> EXCERPTED PASSAGE:
OR WAIT null SECS
Brigade Capital, which holds a nearly 6% share in Kindred, urged the companies to reconsider.
A company that holds a 5.8% stake in Kindred Healthcare has come out in opposition of the company’s proposed purchase by insurance giant Humana.
In a letter to the Securities and Exchange Commission today, Brigade Capital representatives wrote that, “From the perspective of maximizing shareholder value, this is a terrible time to sell the company.”
The proposed deal would pay shareholders $9.00 per stock, a 27% markup on the company’s 90-day volume-weighted average price. Still, Brigade thinks that number is too low: Its current stock price, they wrote, is the result of near-term setbacks that render the price “highly misleading.”
The purchase, announced last week, would see Humana and 2 private equity firms buy and divide Kindred Healthcare into a pair of smaller companies. A new brand called Kindred at Home would include the company’s home health, hospice, and community care businesses. Humana would own 40% of that company, with considerations to eventually buy the remainder off of fellow investors TPG Capital and Welsh, Carson, Anderson & Stowe (WCAS).

> THE TASK:
According to the Kindred Healthcare article, which businesses would the new brand Kindred at Home include? List them all. Rely only on the Kindred Healthcare article for what comes next.

> RECORDS SUPPLIED:
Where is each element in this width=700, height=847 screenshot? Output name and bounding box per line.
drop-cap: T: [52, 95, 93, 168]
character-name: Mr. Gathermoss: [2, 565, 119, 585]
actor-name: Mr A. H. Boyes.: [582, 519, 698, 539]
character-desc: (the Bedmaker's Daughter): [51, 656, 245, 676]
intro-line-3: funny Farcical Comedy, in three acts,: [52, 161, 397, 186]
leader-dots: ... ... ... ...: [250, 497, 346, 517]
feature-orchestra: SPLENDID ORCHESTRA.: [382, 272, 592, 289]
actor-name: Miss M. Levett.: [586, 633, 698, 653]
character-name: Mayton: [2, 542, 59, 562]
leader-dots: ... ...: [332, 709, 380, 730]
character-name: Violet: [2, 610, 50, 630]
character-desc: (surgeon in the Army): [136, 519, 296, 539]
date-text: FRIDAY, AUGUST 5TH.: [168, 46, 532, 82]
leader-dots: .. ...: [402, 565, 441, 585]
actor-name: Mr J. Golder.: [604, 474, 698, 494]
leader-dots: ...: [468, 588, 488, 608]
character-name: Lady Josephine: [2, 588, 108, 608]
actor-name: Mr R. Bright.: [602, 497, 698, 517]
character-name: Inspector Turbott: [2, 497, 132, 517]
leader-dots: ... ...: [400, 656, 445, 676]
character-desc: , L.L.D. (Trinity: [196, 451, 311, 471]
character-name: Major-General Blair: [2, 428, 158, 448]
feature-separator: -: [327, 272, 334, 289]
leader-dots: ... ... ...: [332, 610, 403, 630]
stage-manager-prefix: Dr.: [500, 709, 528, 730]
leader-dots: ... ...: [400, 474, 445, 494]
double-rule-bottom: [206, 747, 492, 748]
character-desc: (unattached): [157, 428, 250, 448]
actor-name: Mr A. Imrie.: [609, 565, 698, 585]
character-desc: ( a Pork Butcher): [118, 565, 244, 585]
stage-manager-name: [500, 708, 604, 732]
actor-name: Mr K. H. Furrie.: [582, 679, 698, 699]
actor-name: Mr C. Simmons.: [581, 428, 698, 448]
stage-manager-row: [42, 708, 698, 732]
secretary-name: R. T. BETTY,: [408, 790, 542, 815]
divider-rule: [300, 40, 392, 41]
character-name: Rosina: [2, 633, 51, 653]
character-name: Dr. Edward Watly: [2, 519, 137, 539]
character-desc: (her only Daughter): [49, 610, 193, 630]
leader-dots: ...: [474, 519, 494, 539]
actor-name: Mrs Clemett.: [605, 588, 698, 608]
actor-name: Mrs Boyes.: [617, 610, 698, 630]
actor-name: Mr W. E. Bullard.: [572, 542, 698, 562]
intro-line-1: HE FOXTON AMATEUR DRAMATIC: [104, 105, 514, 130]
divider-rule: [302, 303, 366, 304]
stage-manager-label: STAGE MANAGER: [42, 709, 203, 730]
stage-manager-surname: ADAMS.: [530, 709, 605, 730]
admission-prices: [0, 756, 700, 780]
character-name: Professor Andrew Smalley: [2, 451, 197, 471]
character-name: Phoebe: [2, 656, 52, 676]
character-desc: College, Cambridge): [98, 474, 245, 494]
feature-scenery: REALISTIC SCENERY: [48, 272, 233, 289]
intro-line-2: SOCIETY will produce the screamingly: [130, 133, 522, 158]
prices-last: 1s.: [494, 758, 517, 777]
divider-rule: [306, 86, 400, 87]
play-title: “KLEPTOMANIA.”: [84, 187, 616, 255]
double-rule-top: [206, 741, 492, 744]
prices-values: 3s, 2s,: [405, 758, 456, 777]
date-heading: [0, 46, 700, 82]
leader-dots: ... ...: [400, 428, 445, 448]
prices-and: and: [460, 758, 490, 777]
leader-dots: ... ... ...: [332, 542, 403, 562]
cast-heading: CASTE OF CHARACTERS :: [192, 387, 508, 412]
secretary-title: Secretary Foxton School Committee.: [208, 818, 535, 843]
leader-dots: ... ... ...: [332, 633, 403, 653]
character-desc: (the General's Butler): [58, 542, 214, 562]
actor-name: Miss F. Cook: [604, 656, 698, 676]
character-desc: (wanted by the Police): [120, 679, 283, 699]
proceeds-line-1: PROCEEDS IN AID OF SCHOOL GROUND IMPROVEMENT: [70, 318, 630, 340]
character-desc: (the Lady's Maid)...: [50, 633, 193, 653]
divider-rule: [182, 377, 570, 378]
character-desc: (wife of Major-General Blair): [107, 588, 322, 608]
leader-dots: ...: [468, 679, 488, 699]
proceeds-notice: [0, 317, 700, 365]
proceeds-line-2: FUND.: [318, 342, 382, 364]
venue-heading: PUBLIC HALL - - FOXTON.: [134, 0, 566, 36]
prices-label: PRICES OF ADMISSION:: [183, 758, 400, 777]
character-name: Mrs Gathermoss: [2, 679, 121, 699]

> REPLY TO THE TASK:
- Home health
- Hospice
- Community care